(Annotated element entries)
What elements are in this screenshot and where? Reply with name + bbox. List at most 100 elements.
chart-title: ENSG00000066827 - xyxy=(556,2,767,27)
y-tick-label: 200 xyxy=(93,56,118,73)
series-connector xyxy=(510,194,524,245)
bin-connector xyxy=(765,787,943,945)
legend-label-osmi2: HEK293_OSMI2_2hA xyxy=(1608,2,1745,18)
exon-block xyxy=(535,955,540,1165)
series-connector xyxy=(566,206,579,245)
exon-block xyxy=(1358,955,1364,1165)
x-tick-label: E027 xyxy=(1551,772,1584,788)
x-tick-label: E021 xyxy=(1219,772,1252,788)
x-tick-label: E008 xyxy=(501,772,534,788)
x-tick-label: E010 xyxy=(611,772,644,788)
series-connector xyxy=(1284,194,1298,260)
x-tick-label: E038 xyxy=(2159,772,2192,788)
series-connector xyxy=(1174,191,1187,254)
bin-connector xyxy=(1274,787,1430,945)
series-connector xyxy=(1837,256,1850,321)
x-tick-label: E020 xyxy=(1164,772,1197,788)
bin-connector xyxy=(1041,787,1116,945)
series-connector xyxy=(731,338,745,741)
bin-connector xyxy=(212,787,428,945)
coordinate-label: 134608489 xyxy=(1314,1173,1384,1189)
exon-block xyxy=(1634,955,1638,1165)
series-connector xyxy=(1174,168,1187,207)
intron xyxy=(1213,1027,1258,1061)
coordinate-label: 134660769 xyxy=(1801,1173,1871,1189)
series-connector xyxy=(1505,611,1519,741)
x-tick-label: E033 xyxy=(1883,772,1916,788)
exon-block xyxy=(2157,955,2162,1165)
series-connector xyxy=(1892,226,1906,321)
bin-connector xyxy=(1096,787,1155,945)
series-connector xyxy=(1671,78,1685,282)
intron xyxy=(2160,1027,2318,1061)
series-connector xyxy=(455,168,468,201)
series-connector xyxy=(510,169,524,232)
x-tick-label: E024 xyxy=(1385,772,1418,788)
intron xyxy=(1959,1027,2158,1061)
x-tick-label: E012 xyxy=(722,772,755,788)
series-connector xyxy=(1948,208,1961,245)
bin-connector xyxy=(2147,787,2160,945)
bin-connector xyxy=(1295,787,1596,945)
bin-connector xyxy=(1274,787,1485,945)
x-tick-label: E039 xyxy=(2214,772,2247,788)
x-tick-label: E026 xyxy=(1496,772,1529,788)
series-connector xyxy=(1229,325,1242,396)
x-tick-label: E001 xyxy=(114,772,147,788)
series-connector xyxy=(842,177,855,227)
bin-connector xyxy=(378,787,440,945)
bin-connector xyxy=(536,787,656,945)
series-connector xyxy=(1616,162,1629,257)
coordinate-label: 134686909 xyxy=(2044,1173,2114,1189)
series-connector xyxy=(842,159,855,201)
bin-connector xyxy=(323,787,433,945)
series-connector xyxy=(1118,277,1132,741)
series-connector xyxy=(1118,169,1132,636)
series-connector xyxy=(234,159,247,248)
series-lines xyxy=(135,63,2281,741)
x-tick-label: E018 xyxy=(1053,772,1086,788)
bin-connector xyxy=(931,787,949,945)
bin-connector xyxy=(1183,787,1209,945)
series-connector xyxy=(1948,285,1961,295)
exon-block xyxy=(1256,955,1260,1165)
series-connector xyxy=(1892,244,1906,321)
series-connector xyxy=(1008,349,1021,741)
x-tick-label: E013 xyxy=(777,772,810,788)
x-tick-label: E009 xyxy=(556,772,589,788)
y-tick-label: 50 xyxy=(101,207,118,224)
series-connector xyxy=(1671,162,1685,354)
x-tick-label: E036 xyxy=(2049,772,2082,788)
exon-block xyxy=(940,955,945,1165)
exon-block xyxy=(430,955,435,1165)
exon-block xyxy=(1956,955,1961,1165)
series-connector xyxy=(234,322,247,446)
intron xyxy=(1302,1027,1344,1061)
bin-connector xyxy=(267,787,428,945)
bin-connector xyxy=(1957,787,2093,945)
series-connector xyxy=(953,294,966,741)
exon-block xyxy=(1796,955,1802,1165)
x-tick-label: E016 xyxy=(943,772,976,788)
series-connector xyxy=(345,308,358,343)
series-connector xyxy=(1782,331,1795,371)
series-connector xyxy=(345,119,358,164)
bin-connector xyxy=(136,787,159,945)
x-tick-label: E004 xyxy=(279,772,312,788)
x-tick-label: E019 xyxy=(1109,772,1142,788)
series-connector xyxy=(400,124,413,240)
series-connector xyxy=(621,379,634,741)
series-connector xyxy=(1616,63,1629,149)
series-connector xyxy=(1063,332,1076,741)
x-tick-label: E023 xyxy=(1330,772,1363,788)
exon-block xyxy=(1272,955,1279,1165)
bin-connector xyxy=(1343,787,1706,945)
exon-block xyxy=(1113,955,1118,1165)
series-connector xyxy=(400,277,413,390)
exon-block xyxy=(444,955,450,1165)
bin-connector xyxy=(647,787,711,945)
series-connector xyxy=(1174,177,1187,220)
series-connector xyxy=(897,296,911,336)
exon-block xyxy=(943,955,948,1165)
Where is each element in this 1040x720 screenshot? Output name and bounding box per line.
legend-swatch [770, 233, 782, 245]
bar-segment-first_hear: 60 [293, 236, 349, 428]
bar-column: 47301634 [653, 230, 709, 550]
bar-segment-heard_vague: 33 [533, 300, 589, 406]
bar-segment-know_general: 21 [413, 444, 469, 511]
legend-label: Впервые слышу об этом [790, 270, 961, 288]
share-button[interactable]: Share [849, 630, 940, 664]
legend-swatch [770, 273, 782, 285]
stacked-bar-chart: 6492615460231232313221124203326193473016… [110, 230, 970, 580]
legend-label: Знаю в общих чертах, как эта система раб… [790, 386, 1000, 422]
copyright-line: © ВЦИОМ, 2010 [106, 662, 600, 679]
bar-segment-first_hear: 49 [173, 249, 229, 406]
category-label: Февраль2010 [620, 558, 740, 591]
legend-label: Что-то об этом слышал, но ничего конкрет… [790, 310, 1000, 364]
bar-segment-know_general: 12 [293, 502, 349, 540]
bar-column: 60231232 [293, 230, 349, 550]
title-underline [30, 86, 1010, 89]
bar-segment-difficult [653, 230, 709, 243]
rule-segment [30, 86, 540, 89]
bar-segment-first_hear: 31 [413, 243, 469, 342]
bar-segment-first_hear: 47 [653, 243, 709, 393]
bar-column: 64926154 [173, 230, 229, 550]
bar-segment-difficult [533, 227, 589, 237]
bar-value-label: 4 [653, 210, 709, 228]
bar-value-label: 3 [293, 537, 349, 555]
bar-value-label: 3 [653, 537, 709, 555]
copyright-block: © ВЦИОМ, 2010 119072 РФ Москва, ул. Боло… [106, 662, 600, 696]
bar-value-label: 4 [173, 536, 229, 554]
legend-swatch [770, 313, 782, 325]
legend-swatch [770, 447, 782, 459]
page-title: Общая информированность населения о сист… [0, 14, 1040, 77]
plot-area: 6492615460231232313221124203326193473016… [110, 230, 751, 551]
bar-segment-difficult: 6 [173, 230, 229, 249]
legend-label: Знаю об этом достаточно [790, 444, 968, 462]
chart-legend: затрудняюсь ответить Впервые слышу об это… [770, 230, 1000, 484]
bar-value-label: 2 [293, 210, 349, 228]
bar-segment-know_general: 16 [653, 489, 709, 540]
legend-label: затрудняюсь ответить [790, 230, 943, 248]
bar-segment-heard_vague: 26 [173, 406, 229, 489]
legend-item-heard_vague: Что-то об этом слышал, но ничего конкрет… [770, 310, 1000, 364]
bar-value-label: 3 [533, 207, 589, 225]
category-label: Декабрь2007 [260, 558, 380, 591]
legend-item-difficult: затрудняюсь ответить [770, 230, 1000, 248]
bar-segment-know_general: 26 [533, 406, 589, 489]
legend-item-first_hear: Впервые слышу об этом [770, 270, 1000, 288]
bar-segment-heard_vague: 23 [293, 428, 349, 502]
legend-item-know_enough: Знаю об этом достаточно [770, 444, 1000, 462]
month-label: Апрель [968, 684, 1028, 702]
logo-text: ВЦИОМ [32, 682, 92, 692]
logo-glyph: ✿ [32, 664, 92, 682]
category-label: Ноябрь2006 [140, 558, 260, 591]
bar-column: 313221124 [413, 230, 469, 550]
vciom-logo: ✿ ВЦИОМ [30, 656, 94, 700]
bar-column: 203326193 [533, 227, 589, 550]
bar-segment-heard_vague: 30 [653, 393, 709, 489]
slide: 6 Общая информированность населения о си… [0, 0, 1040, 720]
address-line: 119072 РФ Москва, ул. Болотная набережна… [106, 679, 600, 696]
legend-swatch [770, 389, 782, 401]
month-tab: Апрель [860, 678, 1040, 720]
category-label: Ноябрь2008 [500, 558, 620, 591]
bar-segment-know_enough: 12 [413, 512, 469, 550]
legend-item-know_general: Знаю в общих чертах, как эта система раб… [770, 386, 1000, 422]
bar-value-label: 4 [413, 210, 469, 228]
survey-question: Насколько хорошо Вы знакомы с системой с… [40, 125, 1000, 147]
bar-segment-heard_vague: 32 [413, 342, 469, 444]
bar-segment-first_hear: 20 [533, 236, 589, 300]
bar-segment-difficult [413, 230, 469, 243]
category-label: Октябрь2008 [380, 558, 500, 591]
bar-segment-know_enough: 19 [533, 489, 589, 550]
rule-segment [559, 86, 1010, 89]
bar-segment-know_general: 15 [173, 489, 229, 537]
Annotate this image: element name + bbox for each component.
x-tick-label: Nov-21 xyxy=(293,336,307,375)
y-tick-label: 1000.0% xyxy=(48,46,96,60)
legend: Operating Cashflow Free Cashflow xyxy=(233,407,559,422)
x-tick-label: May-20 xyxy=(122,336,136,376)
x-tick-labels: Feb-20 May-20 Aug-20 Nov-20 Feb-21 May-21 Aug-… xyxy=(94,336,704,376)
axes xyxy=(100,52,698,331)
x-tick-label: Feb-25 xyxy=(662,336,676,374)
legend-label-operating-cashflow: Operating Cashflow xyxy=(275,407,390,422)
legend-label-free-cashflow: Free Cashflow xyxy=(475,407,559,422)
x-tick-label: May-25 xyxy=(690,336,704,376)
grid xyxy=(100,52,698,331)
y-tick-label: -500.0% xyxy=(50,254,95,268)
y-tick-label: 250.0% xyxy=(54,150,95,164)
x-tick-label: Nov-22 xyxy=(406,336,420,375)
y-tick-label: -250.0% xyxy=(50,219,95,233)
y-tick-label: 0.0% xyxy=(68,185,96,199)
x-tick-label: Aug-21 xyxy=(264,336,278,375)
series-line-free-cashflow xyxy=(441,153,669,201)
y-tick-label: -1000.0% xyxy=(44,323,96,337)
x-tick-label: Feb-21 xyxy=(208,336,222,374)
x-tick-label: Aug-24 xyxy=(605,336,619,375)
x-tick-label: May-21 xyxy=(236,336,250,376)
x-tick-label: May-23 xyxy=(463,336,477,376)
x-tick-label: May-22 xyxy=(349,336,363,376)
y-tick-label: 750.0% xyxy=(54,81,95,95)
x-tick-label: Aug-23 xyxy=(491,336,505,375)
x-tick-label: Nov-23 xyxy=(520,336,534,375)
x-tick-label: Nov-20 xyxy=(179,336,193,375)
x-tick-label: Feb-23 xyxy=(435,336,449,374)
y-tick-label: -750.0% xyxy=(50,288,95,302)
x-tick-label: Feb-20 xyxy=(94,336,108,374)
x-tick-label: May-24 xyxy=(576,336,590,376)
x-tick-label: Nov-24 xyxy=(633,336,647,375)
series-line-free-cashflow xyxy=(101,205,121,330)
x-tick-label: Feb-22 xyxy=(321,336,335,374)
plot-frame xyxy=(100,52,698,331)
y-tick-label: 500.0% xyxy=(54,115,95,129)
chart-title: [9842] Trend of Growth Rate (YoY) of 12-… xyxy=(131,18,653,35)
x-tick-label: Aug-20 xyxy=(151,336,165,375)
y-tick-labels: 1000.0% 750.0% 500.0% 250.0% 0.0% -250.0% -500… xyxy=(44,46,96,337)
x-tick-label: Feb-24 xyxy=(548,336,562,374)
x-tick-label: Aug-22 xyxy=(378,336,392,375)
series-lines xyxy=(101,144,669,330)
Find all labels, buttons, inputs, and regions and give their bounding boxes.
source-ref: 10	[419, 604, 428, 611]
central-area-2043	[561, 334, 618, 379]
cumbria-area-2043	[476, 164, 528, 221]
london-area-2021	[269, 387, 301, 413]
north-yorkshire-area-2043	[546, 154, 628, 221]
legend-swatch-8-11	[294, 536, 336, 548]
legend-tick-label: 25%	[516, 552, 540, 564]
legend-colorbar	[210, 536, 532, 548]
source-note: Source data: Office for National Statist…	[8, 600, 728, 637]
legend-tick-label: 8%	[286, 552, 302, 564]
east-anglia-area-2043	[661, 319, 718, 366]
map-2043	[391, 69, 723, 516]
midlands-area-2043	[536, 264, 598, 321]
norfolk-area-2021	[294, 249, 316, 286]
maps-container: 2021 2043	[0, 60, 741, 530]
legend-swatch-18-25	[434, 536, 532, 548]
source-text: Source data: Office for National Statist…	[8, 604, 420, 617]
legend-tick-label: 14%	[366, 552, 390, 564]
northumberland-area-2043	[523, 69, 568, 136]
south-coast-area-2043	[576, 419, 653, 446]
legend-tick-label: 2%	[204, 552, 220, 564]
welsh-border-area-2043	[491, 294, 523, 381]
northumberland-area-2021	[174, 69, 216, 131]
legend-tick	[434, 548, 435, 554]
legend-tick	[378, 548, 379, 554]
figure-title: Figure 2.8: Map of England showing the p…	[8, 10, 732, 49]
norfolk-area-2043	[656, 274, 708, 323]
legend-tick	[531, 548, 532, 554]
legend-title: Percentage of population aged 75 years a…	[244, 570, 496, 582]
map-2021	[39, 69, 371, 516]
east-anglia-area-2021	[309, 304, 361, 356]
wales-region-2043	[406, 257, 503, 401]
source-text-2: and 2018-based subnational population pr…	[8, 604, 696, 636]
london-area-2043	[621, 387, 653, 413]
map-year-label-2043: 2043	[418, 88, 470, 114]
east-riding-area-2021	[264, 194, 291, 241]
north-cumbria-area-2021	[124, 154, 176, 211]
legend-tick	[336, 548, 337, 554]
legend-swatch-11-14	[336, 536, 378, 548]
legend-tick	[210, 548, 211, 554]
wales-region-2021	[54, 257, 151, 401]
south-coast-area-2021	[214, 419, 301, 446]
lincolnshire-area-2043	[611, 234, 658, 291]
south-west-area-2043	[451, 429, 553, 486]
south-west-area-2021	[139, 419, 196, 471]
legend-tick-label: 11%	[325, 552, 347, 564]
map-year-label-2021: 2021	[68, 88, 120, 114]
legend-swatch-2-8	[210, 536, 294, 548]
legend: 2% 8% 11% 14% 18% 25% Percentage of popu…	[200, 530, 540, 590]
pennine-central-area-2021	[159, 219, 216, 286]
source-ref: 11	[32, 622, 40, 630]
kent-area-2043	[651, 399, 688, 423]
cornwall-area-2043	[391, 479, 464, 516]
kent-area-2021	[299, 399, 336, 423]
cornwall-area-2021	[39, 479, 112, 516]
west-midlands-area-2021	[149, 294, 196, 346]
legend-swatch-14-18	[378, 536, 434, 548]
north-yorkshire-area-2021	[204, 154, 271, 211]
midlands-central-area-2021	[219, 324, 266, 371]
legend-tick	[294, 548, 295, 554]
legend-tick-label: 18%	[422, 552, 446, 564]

Requirements:
Please turn the records from their start through the line containing "series-connector xyxy=(1174,191,1187,254)" into a numbered list, leaving out any blank lines.

Solution to this problem:
1. What elements are in this screenshot and where? Reply with name + bbox. List at most 100 elements.
2. chart-title: ENSG00000066827 - xyxy=(556,2,767,27)
3. y-tick-label: 200 xyxy=(93,56,118,73)
4. series-connector xyxy=(510,194,524,245)
5. bin-connector xyxy=(765,787,943,945)
6. legend-label-osmi2: HEK293_OSMI2_2hA xyxy=(1608,2,1745,18)
7. exon-block xyxy=(535,955,540,1165)
8. series-connector xyxy=(566,206,579,245)
9. exon-block xyxy=(1358,955,1364,1165)
10. x-tick-label: E027 xyxy=(1551,772,1584,788)
11. x-tick-label: E021 xyxy=(1219,772,1252,788)
12. x-tick-label: E008 xyxy=(501,772,534,788)
13. x-tick-label: E010 xyxy=(611,772,644,788)
14. series-connector xyxy=(1284,194,1298,260)
15. x-tick-label: E038 xyxy=(2159,772,2192,788)
16. series-connector xyxy=(1174,191,1187,254)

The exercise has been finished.